WHAT IS REQUIRED — Exactly as they appear, output all of the records. Skip any images.

-------------------------

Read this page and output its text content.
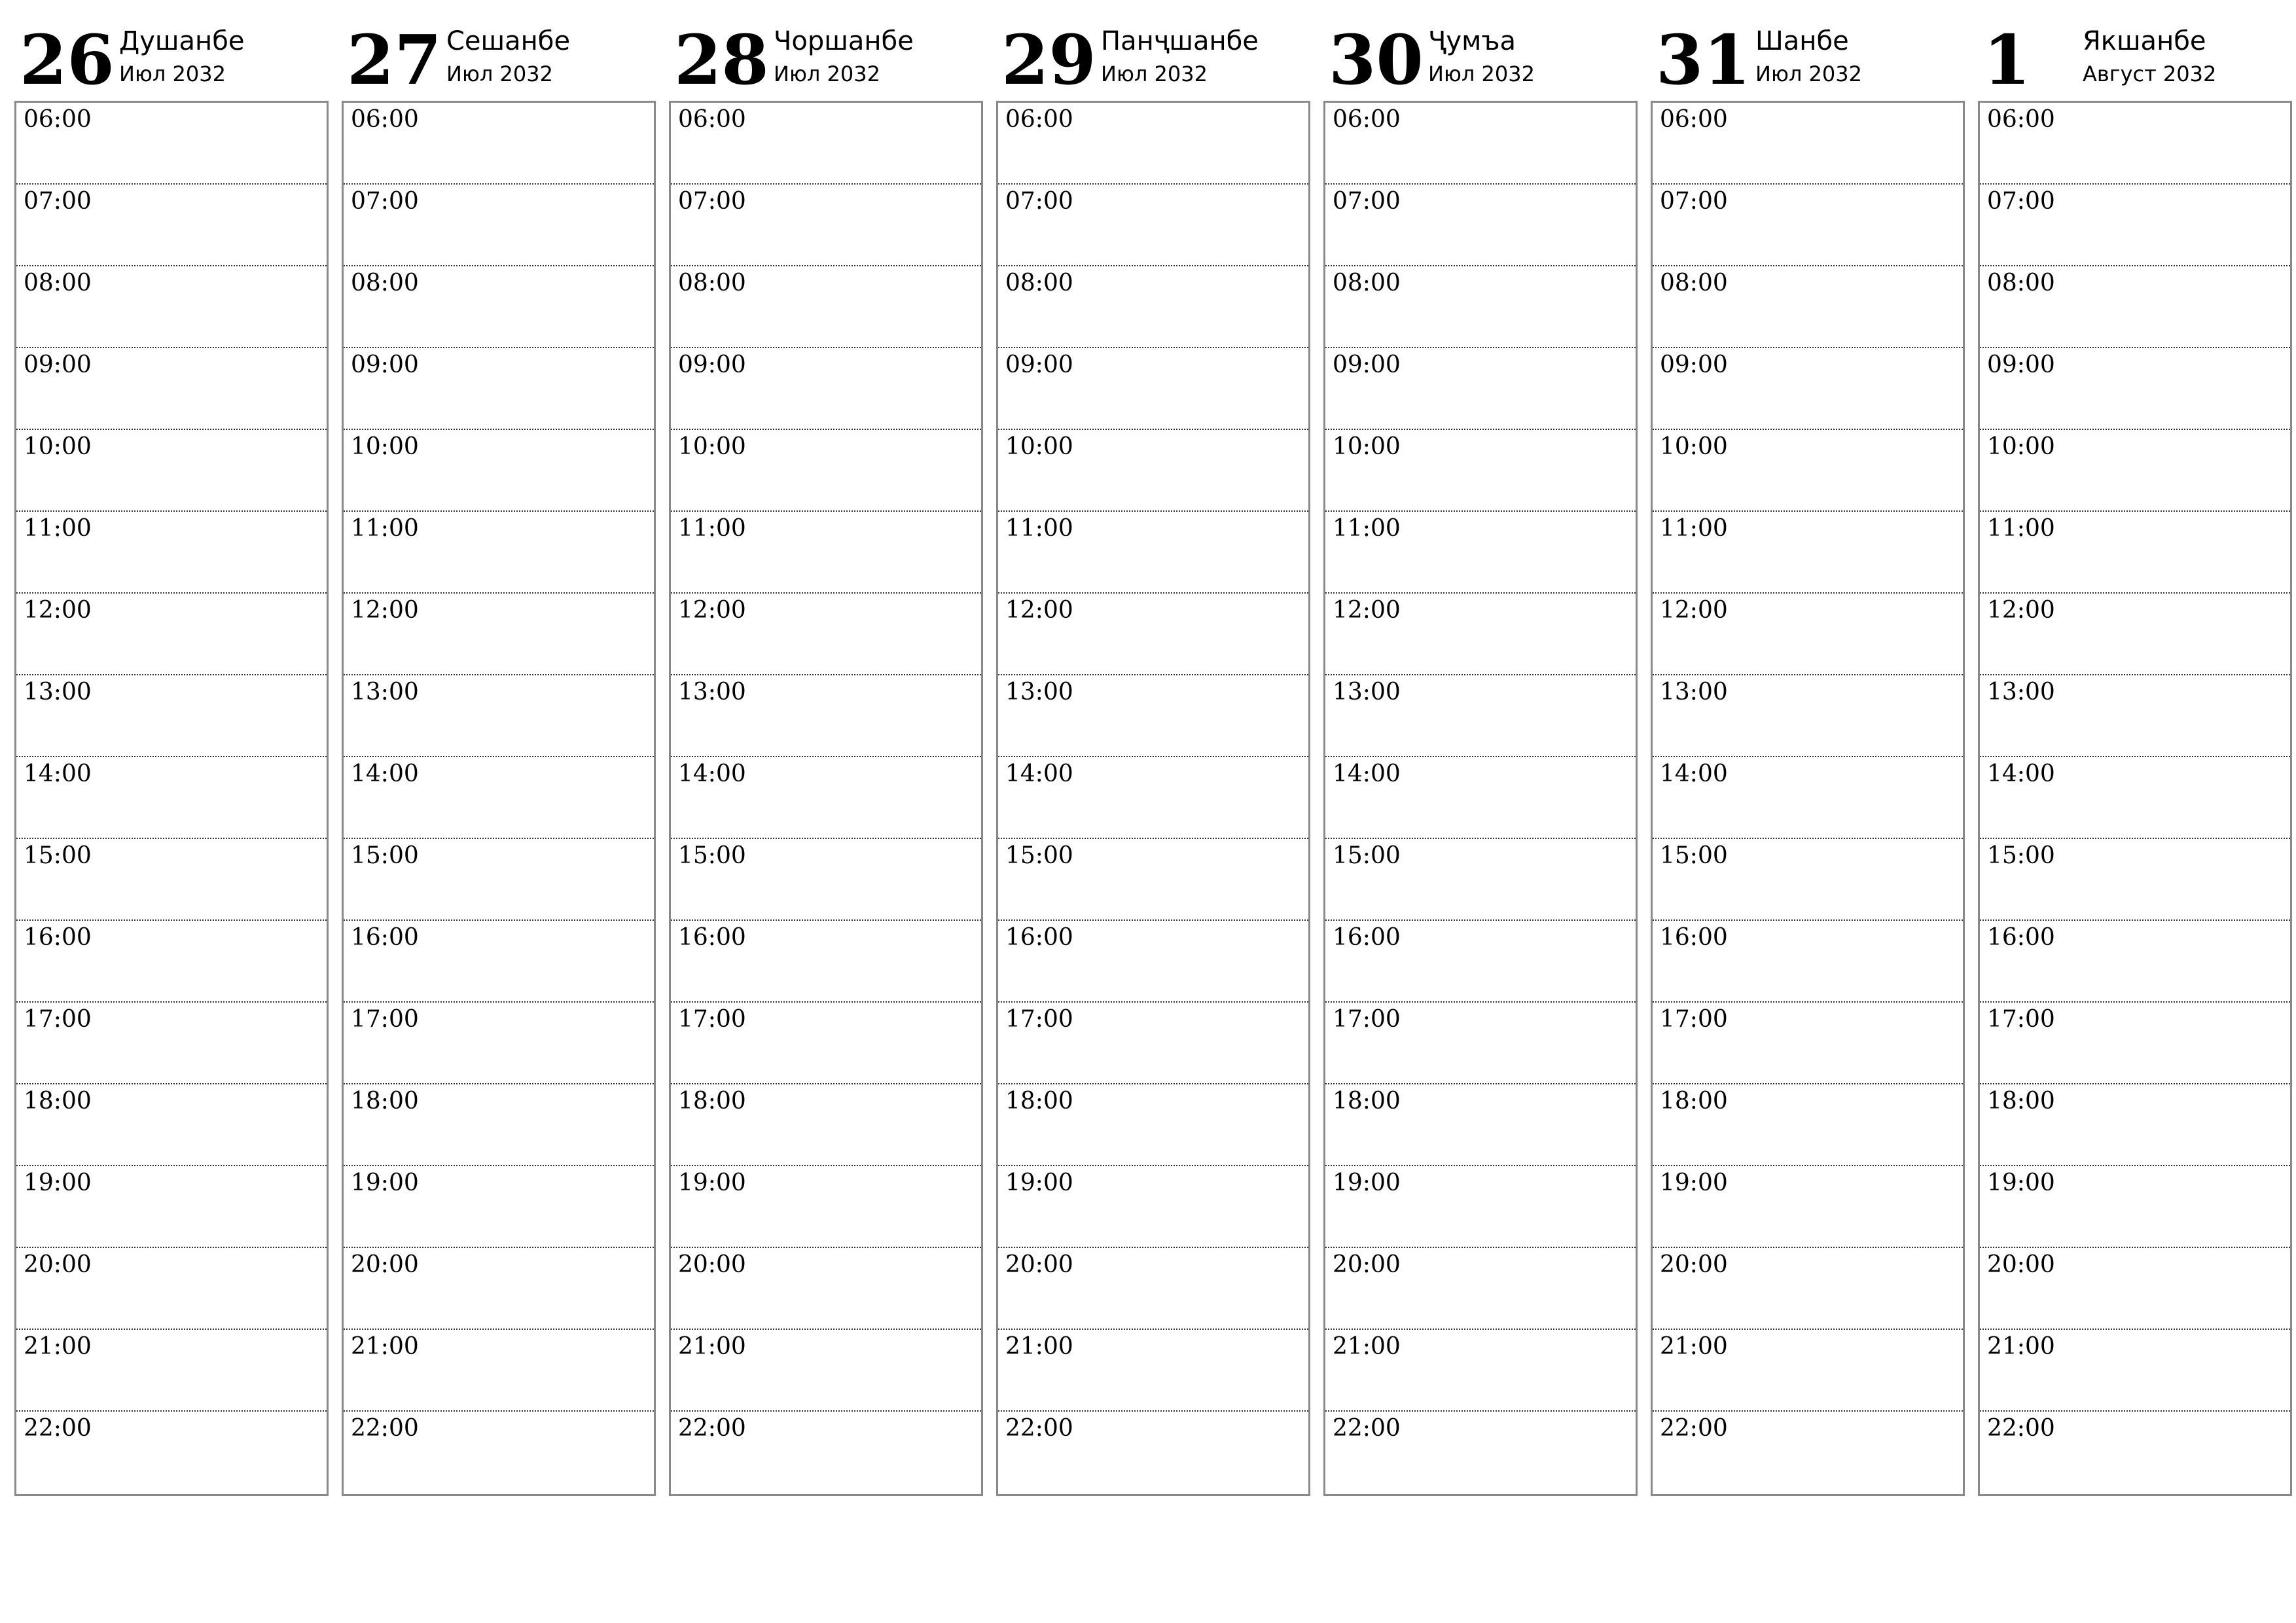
26 Душанбе
Июл 2032
06:00
07:00
08:00
09:00
10:00
11:00
12:00
13:00
14:00
15:00
16:00
17:00
18:00
19:00
20:00
21:00
22:00
27 Сешанбе
Июл 2032
06:00
07:00
08:00
09:00
10:00
11:00
12:00
13:00
14:00
15:00
16:00
17:00
18:00
19:00
20:00
21:00
22:00
28 Чоршанбе
Июл 2032
06:00
07:00
08:00
09:00
10:00
11:00
12:00
13:00
14:00
15:00
16:00
17:00
18:00
19:00
20:00
21:00
22:00
29 Панҷшанбе
Июл 2032
06:00
07:00
08:00
09:00
10:00
11:00
12:00
13:00
14:00
15:00
16:00
17:00
18:00
19:00
20:00
21:00
22:00
30 Ҷумъа
Июл 2032
06:00
07:00
08:00
09:00
10:00
11:00
12:00
13:00
14:00
15:00
16:00
17:00
18:00
19:00
20:00
21:00
22:00
31 Шанбе
Июл 2032
06:00
07:00
08:00
09:00
10:00
11:00
12:00
13:00
14:00
15:00
16:00
17:00
18:00
19:00
20:00
21:00
22:00
1 Якшанбе
Август 2032
06:00
07:00
08:00
09:00
10:00
11:00
12:00
13:00
14:00
15:00
16:00
17:00
18:00
19:00
20:00
21:00
22:00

-------------------------

EXERCISE RESPONSE —
Read this page and output its text content.
26 Душанбе
Июл 2032
06:00
07:00
08:00
09:00
10:00
11:00
12:00
13:00
14:00
15:00
16:00
17:00
18:00
19:00
20:00
21:00
22:00
27 Сешанбе
Июл 2032
06:00
07:00
08:00
09:00
10:00
11:00
12:00
13:00
14:00
15:00
16:00
17:00
18:00
19:00
20:00
21:00
22:00
28 Чоршанбе
Июл 2032
06:00
07:00
08:00
09:00
10:00
11:00
12:00
13:00
14:00
15:00
16:00
17:00
18:00
19:00
20:00
21:00
22:00
29 Панҷшанбе
Июл 2032
06:00
07:00
08:00
09:00
10:00
11:00
12:00
13:00
14:00
15:00
16:00
17:00
18:00
19:00
20:00
21:00
22:00
30 Ҷумъа
Июл 2032
06:00
07:00
08:00
09:00
10:00
11:00
12:00
13:00
14:00
15:00
16:00
17:00
18:00
19:00
20:00
21:00
22:00
31 Шанбе
Июл 2032
06:00
07:00
08:00
09:00
10:00
11:00
12:00
13:00
14:00
15:00
16:00
17:00
18:00
19:00
20:00
21:00
22:00
1 Якшанбе
Август 2032
06:00
07:00
08:00
09:00
10:00
11:00
12:00
13:00
14:00
15:00
16:00
17:00
18:00
19:00
20:00
21:00
22:00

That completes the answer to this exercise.